DO THIS —
Copy the lines verbatim, beginning with the line that contains "Enumerate this screenshot's" and continuing through the end of the data, and only those lines.

# AVAILABLE RECORDS start

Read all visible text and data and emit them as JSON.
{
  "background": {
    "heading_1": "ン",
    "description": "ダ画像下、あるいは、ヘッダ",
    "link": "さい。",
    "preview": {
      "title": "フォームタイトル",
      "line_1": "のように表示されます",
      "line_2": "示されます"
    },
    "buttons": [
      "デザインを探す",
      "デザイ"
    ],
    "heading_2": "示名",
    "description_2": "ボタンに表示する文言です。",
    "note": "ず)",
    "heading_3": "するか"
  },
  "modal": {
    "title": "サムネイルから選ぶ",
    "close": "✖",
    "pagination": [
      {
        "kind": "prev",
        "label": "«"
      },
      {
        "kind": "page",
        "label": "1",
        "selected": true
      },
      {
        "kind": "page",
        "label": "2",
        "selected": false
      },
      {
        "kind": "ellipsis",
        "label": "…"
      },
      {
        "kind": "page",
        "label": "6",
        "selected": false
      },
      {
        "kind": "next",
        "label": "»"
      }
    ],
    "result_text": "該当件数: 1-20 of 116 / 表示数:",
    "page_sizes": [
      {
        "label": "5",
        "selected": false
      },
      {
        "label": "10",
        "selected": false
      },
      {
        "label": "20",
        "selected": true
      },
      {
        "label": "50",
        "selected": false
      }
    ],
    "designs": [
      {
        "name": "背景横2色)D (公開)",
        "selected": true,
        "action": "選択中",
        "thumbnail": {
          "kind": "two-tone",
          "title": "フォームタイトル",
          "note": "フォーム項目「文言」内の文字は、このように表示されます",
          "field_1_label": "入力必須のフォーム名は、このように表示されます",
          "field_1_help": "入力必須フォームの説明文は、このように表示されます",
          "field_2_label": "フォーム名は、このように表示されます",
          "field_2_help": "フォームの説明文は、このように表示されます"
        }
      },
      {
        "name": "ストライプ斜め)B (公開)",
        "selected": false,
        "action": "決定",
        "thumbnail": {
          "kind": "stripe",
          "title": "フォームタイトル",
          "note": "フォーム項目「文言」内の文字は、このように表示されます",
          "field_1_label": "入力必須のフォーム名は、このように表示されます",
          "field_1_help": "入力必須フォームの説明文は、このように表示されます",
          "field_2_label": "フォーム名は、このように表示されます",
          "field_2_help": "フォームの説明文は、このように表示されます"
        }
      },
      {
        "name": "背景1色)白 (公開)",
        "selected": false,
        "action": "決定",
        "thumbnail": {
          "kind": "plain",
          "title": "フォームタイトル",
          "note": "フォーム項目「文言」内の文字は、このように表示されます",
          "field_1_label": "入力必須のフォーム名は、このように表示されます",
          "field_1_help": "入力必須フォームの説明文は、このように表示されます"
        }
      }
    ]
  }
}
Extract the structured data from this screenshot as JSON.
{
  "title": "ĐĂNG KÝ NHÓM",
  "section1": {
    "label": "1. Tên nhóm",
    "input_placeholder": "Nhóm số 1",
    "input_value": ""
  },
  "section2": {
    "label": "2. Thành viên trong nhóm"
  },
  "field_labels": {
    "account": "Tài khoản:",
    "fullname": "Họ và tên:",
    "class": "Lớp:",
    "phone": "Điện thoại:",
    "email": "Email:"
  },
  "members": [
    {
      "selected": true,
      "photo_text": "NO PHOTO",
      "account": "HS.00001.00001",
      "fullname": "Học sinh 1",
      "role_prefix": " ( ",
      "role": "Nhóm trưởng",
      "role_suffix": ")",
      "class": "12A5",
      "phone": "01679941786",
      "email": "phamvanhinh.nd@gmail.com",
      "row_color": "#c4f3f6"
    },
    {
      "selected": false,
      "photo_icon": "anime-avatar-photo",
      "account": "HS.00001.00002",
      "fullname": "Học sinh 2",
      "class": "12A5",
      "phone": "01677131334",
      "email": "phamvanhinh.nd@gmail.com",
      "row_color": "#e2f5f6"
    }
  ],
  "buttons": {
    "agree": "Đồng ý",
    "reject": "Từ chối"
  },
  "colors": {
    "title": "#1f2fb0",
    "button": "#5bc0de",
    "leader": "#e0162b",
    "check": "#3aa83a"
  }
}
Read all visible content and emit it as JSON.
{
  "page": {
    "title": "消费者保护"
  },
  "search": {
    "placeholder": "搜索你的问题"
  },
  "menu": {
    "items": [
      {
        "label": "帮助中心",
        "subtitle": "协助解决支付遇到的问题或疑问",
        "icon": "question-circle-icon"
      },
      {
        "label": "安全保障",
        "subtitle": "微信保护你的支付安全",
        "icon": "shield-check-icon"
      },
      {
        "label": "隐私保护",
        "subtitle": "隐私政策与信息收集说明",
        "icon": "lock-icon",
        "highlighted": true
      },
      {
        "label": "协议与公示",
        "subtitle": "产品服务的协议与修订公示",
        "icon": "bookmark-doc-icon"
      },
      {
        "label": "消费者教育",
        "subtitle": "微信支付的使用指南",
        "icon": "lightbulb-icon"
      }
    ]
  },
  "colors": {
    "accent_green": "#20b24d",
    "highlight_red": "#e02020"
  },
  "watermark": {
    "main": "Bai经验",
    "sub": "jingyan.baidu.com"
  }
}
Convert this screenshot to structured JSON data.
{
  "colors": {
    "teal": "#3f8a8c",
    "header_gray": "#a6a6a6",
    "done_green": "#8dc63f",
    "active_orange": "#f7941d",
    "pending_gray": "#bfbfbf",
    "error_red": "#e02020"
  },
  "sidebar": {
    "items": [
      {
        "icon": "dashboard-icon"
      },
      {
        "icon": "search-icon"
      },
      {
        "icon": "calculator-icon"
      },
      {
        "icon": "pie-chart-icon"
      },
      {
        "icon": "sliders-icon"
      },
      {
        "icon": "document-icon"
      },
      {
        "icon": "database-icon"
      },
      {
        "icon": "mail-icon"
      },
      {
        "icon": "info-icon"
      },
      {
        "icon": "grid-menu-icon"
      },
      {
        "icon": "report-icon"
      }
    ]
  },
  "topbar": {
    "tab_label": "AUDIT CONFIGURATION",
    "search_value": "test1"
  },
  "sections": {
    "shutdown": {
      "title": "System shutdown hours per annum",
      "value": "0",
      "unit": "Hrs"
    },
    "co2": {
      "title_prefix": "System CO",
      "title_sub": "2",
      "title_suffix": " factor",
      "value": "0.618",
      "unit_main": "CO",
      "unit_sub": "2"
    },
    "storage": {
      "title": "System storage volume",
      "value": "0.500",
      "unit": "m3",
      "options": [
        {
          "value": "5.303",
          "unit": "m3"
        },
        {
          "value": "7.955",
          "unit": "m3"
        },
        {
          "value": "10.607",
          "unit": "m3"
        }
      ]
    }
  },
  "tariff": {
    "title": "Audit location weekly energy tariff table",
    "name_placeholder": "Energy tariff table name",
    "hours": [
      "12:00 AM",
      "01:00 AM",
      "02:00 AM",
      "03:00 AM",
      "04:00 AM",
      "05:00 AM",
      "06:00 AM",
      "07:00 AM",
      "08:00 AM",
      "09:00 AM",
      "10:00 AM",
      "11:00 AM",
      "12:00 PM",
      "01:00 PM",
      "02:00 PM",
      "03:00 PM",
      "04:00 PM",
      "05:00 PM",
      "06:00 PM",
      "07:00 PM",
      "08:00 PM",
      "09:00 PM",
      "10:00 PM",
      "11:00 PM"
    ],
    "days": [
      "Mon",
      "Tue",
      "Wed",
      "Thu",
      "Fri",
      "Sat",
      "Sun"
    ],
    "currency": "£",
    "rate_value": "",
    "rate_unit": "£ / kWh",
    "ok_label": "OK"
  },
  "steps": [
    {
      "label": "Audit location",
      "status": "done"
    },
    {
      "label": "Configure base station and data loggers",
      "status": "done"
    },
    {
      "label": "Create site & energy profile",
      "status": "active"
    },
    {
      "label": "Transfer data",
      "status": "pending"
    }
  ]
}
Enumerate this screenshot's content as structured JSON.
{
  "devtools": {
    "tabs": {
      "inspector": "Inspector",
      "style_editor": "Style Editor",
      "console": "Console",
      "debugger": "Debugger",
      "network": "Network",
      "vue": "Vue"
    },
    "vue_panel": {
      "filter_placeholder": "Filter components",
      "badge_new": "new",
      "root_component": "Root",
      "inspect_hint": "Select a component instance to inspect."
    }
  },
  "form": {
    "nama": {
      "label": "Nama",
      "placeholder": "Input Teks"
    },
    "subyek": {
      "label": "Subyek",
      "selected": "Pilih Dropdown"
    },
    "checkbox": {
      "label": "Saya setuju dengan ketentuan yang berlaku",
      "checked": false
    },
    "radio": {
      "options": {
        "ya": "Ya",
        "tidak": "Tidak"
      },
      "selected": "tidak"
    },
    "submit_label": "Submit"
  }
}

# AVAILABLE RECORDS end

THE RESULT —
Enumerate this screenshot's content as structured JSON.
{
  "devtools": {
    "tabs": {
      "inspector": "Inspector",
      "style_editor": "Style Editor",
      "console": "Console",
      "debugger": "Debugger",
      "network": "Network",
      "vue": "Vue"
    },
    "vue_panel": {
      "filter_placeholder": "Filter components",
      "badge_new": "new",
      "root_component": "Root",
      "inspect_hint": "Select a component instance to inspect."
    }
  },
  "form": {
    "nama": {
      "label": "Nama",
      "placeholder": "Input Teks"
    },
    "subyek": {
      "label": "Subyek",
      "selected": "Pilih Dropdown"
    },
    "checkbox": {
      "label": "Saya setuju dengan ketentuan yang berlaku",
      "checked": false
    },
    "radio": {
      "options": {
        "ya": "Ya",
        "tidak": "Tidak"
      },
      "selected": "tidak"
    },
    "submit_label": "Submit"
  }
}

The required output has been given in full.